What to work on - Leave out the pictures and reproduce all of the data exactly.
*** Opening The data ***
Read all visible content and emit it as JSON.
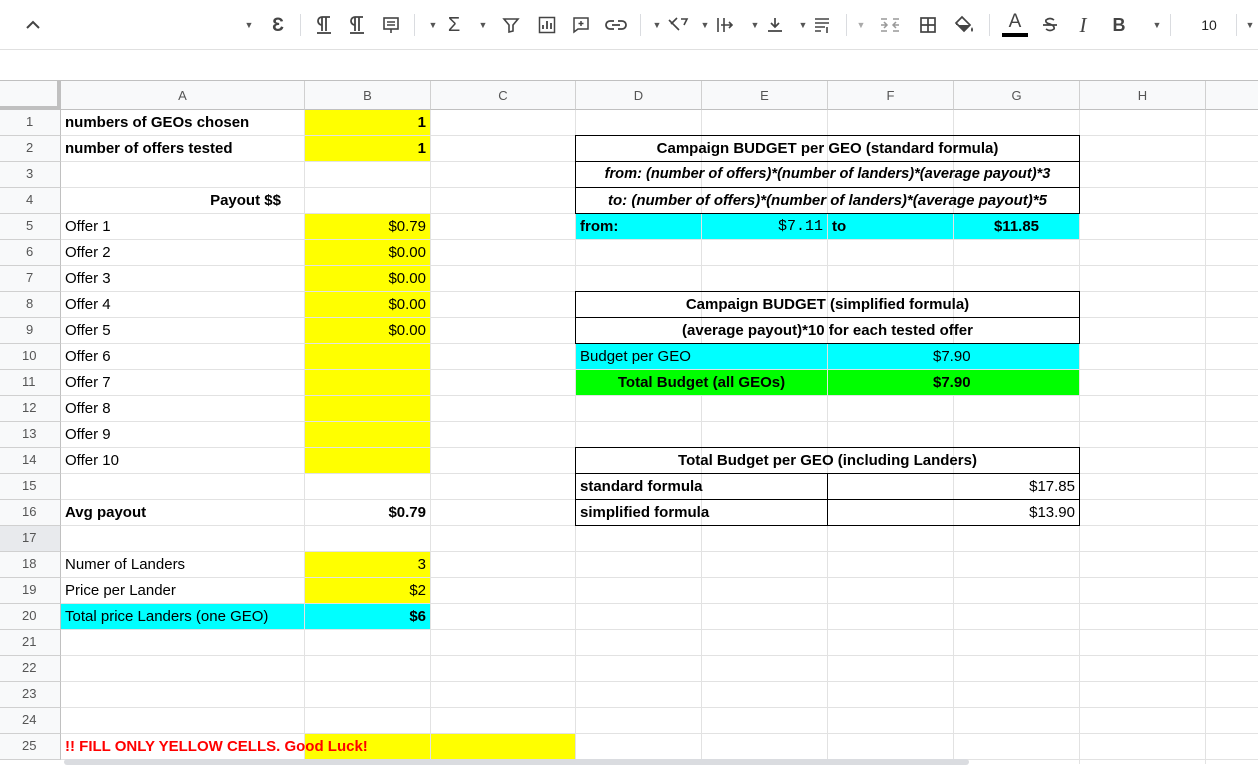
{
  "toolbar": {
    "font_size": "10",
    "icons": [
      "chevron-up-icon",
      "special-char-icon",
      "ltr-icon",
      "rtl-icon",
      "insert-note-icon",
      "function-icon",
      "filter-icon",
      "chart-icon",
      "comment-icon",
      "link-icon",
      "text-rotation-icon",
      "horizontal-align-icon",
      "vertical-align-icon",
      "wrap-icon",
      "merge-icon",
      "borders-icon",
      "fill-color-icon",
      "text-color-icon",
      "strikethrough-icon",
      "italic-icon",
      "bold-icon"
    ],
    "labels": {
      "function": "Σ",
      "special": "Ɛ",
      "italic": "I",
      "bold": "B",
      "text_color": "A"
    }
  },
  "columns": [
    "A",
    "B",
    "C",
    "D",
    "E",
    "F",
    "G",
    "H"
  ],
  "rows": [
    "1",
    "2",
    "3",
    "4",
    "5",
    "6",
    "7",
    "8",
    "9",
    "10",
    "11",
    "12",
    "13",
    "14",
    "15",
    "16",
    "17",
    "18",
    "19",
    "20",
    "21",
    "22",
    "23",
    "24",
    "25"
  ],
  "cells": {
    "A1": "numbers of GEOs chosen",
    "B1": "1",
    "A2": "number of offers tested",
    "B2": "1",
    "A4": "Payout $$",
    "A5": "Offer 1",
    "B5": "$0.79",
    "A6": "Offer 2",
    "B6": "$0.00",
    "A7": "Offer 3",
    "B7": "$0.00",
    "A8": "Offer 4",
    "B8": "$0.00",
    "A9": "Offer 5",
    "B9": "$0.00",
    "A10": "Offer 6",
    "A11": "Offer 7",
    "A12": "Offer 8",
    "A13": "Offer 9",
    "A14": "Offer 10",
    "A16": "Avg payout",
    "B16": "$0.79",
    "A18": "Numer of Landers",
    "B18": "3",
    "A19": "Price per Lander",
    "B19": "$2",
    "A20": "Total price Landers (one GEO)",
    "B20": "$6",
    "A25": "!! FILL ONLY YELLOW CELLS. Good Luck!",
    "D2": "Campaign BUDGET per GEO (standard formula)",
    "D3": "from: (number of offers)*(number of landers)*(average payout)*3",
    "D4": "to: (number of offers)*(number of landers)*(average payout)*5",
    "D5": "from:",
    "E5": "$7.11",
    "E5b": "to",
    "G5": "$11.85",
    "D8": "Campaign BUDGET (simplified formula)",
    "D9": "(average payout)*10 for each tested offer",
    "D10": "Budget per GEO",
    "F10": "$7.90",
    "D11": "Total Budget (all GEOs)",
    "F11": "$7.90",
    "D14": "Total Budget per GEO (including Landers)",
    "D15": "standard formula",
    "G15": "$17.85",
    "D16": "simplified formula",
    "G16": "$13.90"
  },
  "colors": {
    "yellow": "#ffff00",
    "cyan": "#00ffff",
    "green": "#00ff00",
    "warning_red": "#ff0000"
  }
}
*** Closing The data ***
Exercise result -
Read all visible content and emit it as JSON.
{
  "toolbar": {
    "font_size": "10",
    "icons": [
      "chevron-up-icon",
      "special-char-icon",
      "ltr-icon",
      "rtl-icon",
      "insert-note-icon",
      "function-icon",
      "filter-icon",
      "chart-icon",
      "comment-icon",
      "link-icon",
      "text-rotation-icon",
      "horizontal-align-icon",
      "vertical-align-icon",
      "wrap-icon",
      "merge-icon",
      "borders-icon",
      "fill-color-icon",
      "text-color-icon",
      "strikethrough-icon",
      "italic-icon",
      "bold-icon"
    ],
    "labels": {
      "function": "Σ",
      "special": "Ɛ",
      "italic": "I",
      "bold": "B",
      "text_color": "A"
    }
  },
  "columns": [
    "A",
    "B",
    "C",
    "D",
    "E",
    "F",
    "G",
    "H"
  ],
  "rows": [
    "1",
    "2",
    "3",
    "4",
    "5",
    "6",
    "7",
    "8",
    "9",
    "10",
    "11",
    "12",
    "13",
    "14",
    "15",
    "16",
    "17",
    "18",
    "19",
    "20",
    "21",
    "22",
    "23",
    "24",
    "25"
  ],
  "cells": {
    "A1": "numbers of GEOs chosen",
    "B1": "1",
    "A2": "number of offers tested",
    "B2": "1",
    "A4": "Payout $$",
    "A5": "Offer 1",
    "B5": "$0.79",
    "A6": "Offer 2",
    "B6": "$0.00",
    "A7": "Offer 3",
    "B7": "$0.00",
    "A8": "Offer 4",
    "B8": "$0.00",
    "A9": "Offer 5",
    "B9": "$0.00",
    "A10": "Offer 6",
    "A11": "Offer 7",
    "A12": "Offer 8",
    "A13": "Offer 9",
    "A14": "Offer 10",
    "A16": "Avg payout",
    "B16": "$0.79",
    "A18": "Numer of Landers",
    "B18": "3",
    "A19": "Price per Lander",
    "B19": "$2",
    "A20": "Total price Landers (one GEO)",
    "B20": "$6",
    "A25": "!! FILL ONLY YELLOW CELLS. Good Luck!",
    "D2": "Campaign BUDGET per GEO (standard formula)",
    "D3": "from: (number of offers)*(number of landers)*(average payout)*3",
    "D4": "to: (number of offers)*(number of landers)*(average payout)*5",
    "D5": "from:",
    "E5": "$7.11",
    "E5b": "to",
    "G5": "$11.85",
    "D8": "Campaign BUDGET (simplified formula)",
    "D9": "(average payout)*10 for each tested offer",
    "D10": "Budget per GEO",
    "F10": "$7.90",
    "D11": "Total Budget (all GEOs)",
    "F11": "$7.90",
    "D14": "Total Budget per GEO (including Landers)",
    "D15": "standard formula",
    "G15": "$17.85",
    "D16": "simplified formula",
    "G16": "$13.90"
  },
  "colors": {
    "yellow": "#ffff00",
    "cyan": "#00ffff",
    "green": "#00ff00",
    "warning_red": "#ff0000"
  }
}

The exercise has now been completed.